[Exercise directions]
Write the material out again in full, exactly.

>> BEGIN Records

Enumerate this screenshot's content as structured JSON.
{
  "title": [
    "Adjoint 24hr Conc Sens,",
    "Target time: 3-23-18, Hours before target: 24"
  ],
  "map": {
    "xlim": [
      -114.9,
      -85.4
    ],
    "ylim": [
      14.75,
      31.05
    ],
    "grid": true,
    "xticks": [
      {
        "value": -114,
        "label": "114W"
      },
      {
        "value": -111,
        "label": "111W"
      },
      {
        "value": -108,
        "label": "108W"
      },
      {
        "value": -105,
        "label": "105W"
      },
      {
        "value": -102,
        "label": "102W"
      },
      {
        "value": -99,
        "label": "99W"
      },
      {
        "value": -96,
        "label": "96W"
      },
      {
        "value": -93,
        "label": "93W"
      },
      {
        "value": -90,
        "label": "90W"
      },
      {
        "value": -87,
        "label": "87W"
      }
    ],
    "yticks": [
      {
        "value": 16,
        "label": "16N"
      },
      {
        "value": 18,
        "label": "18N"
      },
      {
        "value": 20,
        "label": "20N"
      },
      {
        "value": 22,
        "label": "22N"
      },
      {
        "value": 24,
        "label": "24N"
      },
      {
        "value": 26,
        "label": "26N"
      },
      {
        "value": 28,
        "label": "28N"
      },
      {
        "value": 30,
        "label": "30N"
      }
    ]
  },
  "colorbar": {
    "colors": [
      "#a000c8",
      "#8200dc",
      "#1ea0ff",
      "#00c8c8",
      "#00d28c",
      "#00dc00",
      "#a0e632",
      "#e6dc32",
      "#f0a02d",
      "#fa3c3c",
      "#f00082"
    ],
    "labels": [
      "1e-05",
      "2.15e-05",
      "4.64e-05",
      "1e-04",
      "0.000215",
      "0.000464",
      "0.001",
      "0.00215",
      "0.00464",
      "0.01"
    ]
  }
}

>> END Records

[Finished answer]
Enumerate this screenshot's content as structured JSON.
{
  "title": [
    "Adjoint 24hr Conc Sens,",
    "Target time: 3-23-18, Hours before target: 24"
  ],
  "map": {
    "xlim": [
      -114.9,
      -85.4
    ],
    "ylim": [
      14.75,
      31.05
    ],
    "grid": true,
    "xticks": [
      {
        "value": -114,
        "label": "114W"
      },
      {
        "value": -111,
        "label": "111W"
      },
      {
        "value": -108,
        "label": "108W"
      },
      {
        "value": -105,
        "label": "105W"
      },
      {
        "value": -102,
        "label": "102W"
      },
      {
        "value": -99,
        "label": "99W"
      },
      {
        "value": -96,
        "label": "96W"
      },
      {
        "value": -93,
        "label": "93W"
      },
      {
        "value": -90,
        "label": "90W"
      },
      {
        "value": -87,
        "label": "87W"
      }
    ],
    "yticks": [
      {
        "value": 16,
        "label": "16N"
      },
      {
        "value": 18,
        "label": "18N"
      },
      {
        "value": 20,
        "label": "20N"
      },
      {
        "value": 22,
        "label": "22N"
      },
      {
        "value": 24,
        "label": "24N"
      },
      {
        "value": 26,
        "label": "26N"
      },
      {
        "value": 28,
        "label": "28N"
      },
      {
        "value": 30,
        "label": "30N"
      }
    ]
  },
  "colorbar": {
    "colors": [
      "#a000c8",
      "#8200dc",
      "#1ea0ff",
      "#00c8c8",
      "#00d28c",
      "#00dc00",
      "#a0e632",
      "#e6dc32",
      "#f0a02d",
      "#fa3c3c",
      "#f00082"
    ],
    "labels": [
      "1e-05",
      "2.15e-05",
      "4.64e-05",
      "1e-04",
      "0.000215",
      "0.000464",
      "0.001",
      "0.00215",
      "0.00464",
      "0.01"
    ]
  }
}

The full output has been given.